** Task description **
Below are some records; repeat them all exactly, minus the pictures.

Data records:
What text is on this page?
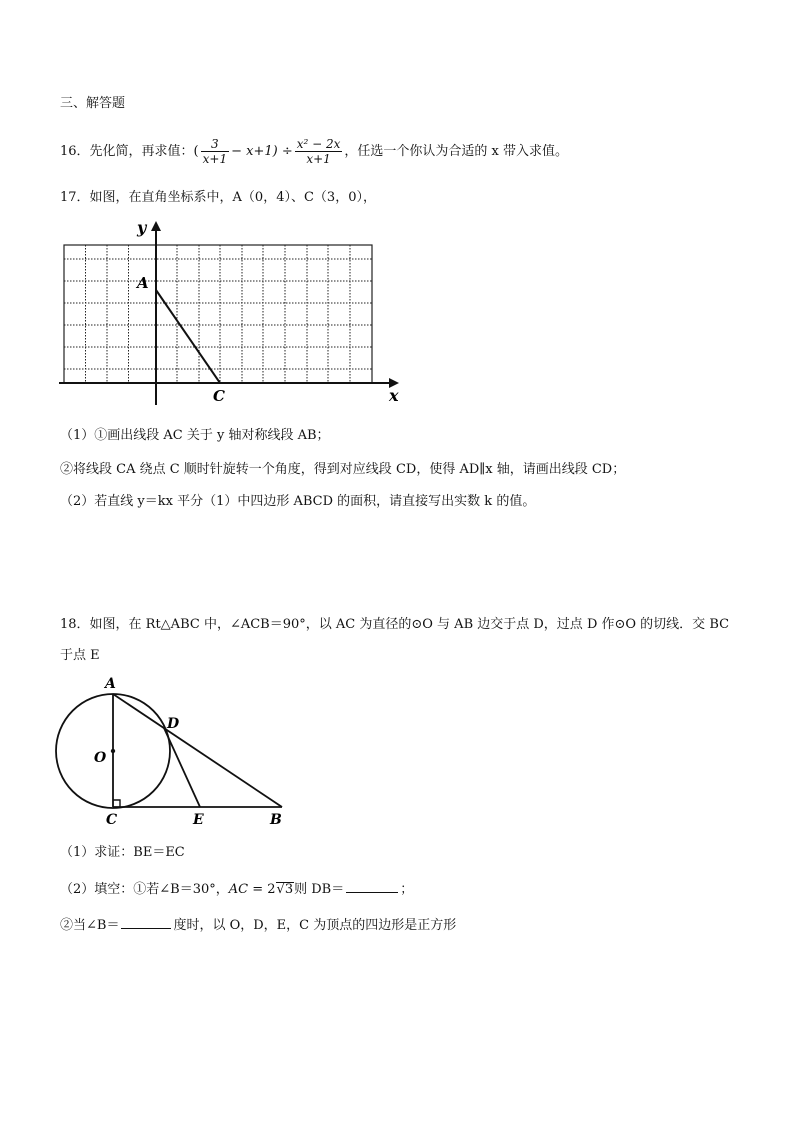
三、解答题
16．先化简，再求值：( $\frac{3}{x+1} - x+1) \div \frac{\text{x² − 2x}}{x+1}$ ，任选一个你认为合适的 x 带入求值。
17．如图，在直角坐标系中，A（0，4）、C（3，0），
y
A
C	x
（1）①画出线段 AC 关于 y 轴对称线段 AB；
②将线段 CA 绕点 C 顺时针旋转一个角度，得到对应线段 CD，使得 AD∥x 轴，请画出线段 CD；
（2）若直线 y＝kx 平分（1）中四边形 ABCD 的面积，请直接写出实数 k 的值。
18．如图，在 Rt△ABC 中，∠ACB＝90°，以 AC 为直径的⊙O 与 AB 边交于点 D，过点 D 作⊙O 的切线．交 BC
于点 E
A
D
O
C	E	B
（1）求证：BE＝EC
（2）填空：①若∠B＝30°，AC = 2√3则 DB＝	；
②当∠B＝	度时，以 O，D，E，C 为顶点的四边形是正方形
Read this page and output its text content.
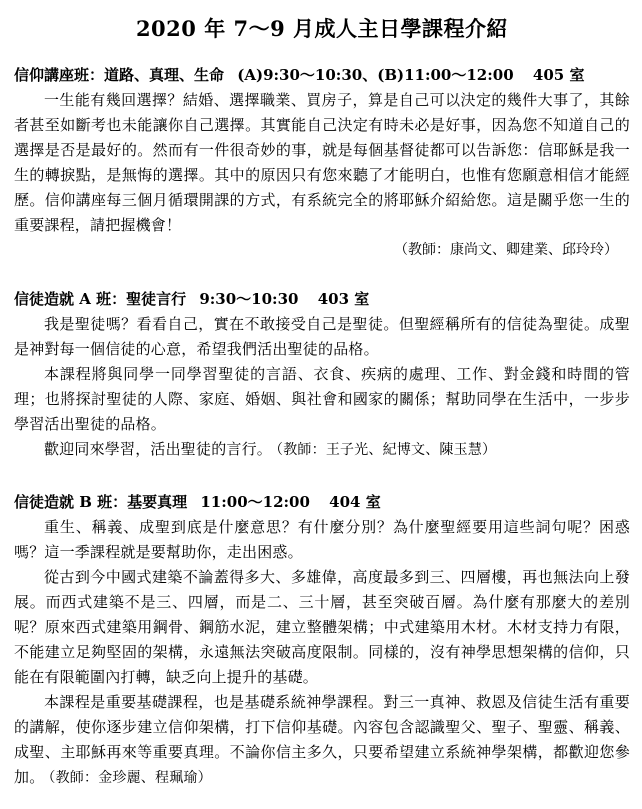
2020 年 7～9 月成人主日學課程介紹
信仰講座班：道路、真理、生命 (A)9:30～10:30、(B)11:00～12:00 405 室

一生能有幾回選擇？結婚、選擇職業、買房子，算是自己可以決定的幾件大事了，其餘者甚至如斷考也未能讓你自己選擇。其實能自己決定有時未必是好事，因為您不知道自己的選擇是否是最好的。然而有一件很奇妙的事，就是每個基督徒都可以告訴您：信耶穌是我一生的轉捩點，是無悔的選擇。其中的原因只有您來聽了才能明白，也惟有您願意相信才能經歷。信仰講座每三個月循環開課的方式，有系統完全的將耶穌介紹給您。這是關乎您一生的重要課程，請把握機會！

（教師：康尚文、卿建業、邱玲玲）
信徒造就 A 班：聖徒言行 9:30～10:30 403 室

我是聖徒嗎？看看自己，實在不敢接受自己是聖徒。但聖經稱所有的信徒為聖徒。成聖是神對每一個信徒的心意，希望我們活出聖徒的品格。

本課程將與同學一同學習聖徒的言語、衣食、疾病的處理、工作、對金錢和時間的管理；也將探討聖徒的人際、家庭、婚姻、與社會和國家的關係；幫助同學在生活中，一步步學習活出聖徒的品格。

歡迎同來學習，活出聖徒的言行。 （教師：王子光、紀博文、陳玉慧）

信徒造就 B 班：基要真理 11:00～12:00 404 室

重生、稱義、成聖到底是什麼意思？有什麼分別？為什麼聖經要用這些詞句呢？困惑嗎？這一季課程就是要幫助你，走出困惑。

從古到今中國式建築不論蓋得多大、多雄偉，高度最多到三、四層樓，再也無法向上發展。而西式建築不是三、四層，而是二、三十層，甚至突破百層。為什麼有那麼大的差別呢？原來西式建築用鋼骨、鋼筋水泥，建立整體架構；中式建築用木材。木材支持力有限，不能建立足夠堅固的架構，永遠無法突破高度限制。同樣的，沒有神學思想架構的信仰，只能在有限範圍內打轉，缺乏向上提升的基礎。

本課程是重要基礎課程，也是基礎系統神學課程。對三一真神、救恩及信徒生活有重要的講解，使你逐步建立信仰架構，打下信仰基礎。內容包含認識聖父、聖子、聖靈、稱義、成聖、主耶穌再來等重要真理。不論你信主多久，只要希望建立系統神學架構，都歡迎您參加。 （教師：金珍麗、程珮瑜）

** Result below **
What text is on this page?
三、解答题
16．先化简，再求值：( $\frac{3}{x+1} - x+1) \div \frac{\text{x² − 2x}}{x+1}$ ，任选一个你认为合适的 x 带入求值。
17．如图，在直角坐标系中，A（0，4）、C（3，0），
y
A
C	x
（1）①画出线段 AC 关于 y 轴对称线段 AB；
②将线段 CA 绕点 C 顺时针旋转一个角度，得到对应线段 CD，使得 AD∥x 轴，请画出线段 CD；
（2）若直线 y＝kx 平分（1）中四边形 ABCD 的面积，请直接写出实数 k 的值。
18．如图，在 Rt△ABC 中，∠ACB＝90°，以 AC 为直径的⊙O 与 AB 边交于点 D，过点 D 作⊙O 的切线．交 BC
于点 E
A
D
O
C	E	B
（1）求证：BE＝EC
（2）填空：①若∠B＝30°，AC = 2√3则 DB＝	；
②当∠B＝	度时，以 O，D，E，C 为顶点的四边形是正方形
Read this page and output its text content.
2020 年 7～9 月成人主日學課程介紹
信仰講座班：道路、真理、生命 (A)9:30～10:30、(B)11:00～12:00 405 室

一生能有幾回選擇？結婚、選擇職業、買房子，算是自己可以決定的幾件大事了，其餘者甚至如斷考也未能讓你自己選擇。其實能自己決定有時未必是好事，因為您不知道自己的選擇是否是最好的。然而有一件很奇妙的事，就是每個基督徒都可以告訴您：信耶穌是我一生的轉捩點，是無悔的選擇。其中的原因只有您來聽了才能明白，也惟有您願意相信才能經歷。信仰講座每三個月循環開課的方式，有系統完全的將耶穌介紹給您。這是關乎您一生的重要課程，請把握機會！

（教師：康尚文、卿建業、邱玲玲）
信徒造就 A 班：聖徒言行 9:30～10:30 403 室

我是聖徒嗎？看看自己，實在不敢接受自己是聖徒。但聖經稱所有的信徒為聖徒。成聖是神對每一個信徒的心意，希望我們活出聖徒的品格。

本課程將與同學一同學習聖徒的言語、衣食、疾病的處理、工作、對金錢和時間的管理；也將探討聖徒的人際、家庭、婚姻、與社會和國家的關係；幫助同學在生活中，一步步學習活出聖徒的品格。

歡迎同來學習，活出聖徒的言行。 （教師：王子光、紀博文、陳玉慧）

信徒造就 B 班：基要真理 11:00～12:00 404 室

重生、稱義、成聖到底是什麼意思？有什麼分別？為什麼聖經要用這些詞句呢？困惑嗎？這一季課程就是要幫助你，走出困惑。

從古到今中國式建築不論蓋得多大、多雄偉，高度最多到三、四層樓，再也無法向上發展。而西式建築不是三、四層，而是二、三十層，甚至突破百層。為什麼有那麼大的差別呢？原來西式建築用鋼骨、鋼筋水泥，建立整體架構；中式建築用木材。木材支持力有限，不能建立足夠堅固的架構，永遠無法突破高度限制。同樣的，沒有神學思想架構的信仰，只能在有限範圍內打轉，缺乏向上提升的基礎。

本課程是重要基礎課程，也是基礎系統神學課程。對三一真神、救恩及信徒生活有重要的講解，使你逐步建立信仰架構，打下信仰基礎。內容包含認識聖父、聖子、聖靈、稱義、成聖、主耶穌再來等重要真理。不論你信主多久，只要希望建立系統神學架構，都歡迎您參加。 （教師：金珍麗、程珮瑜）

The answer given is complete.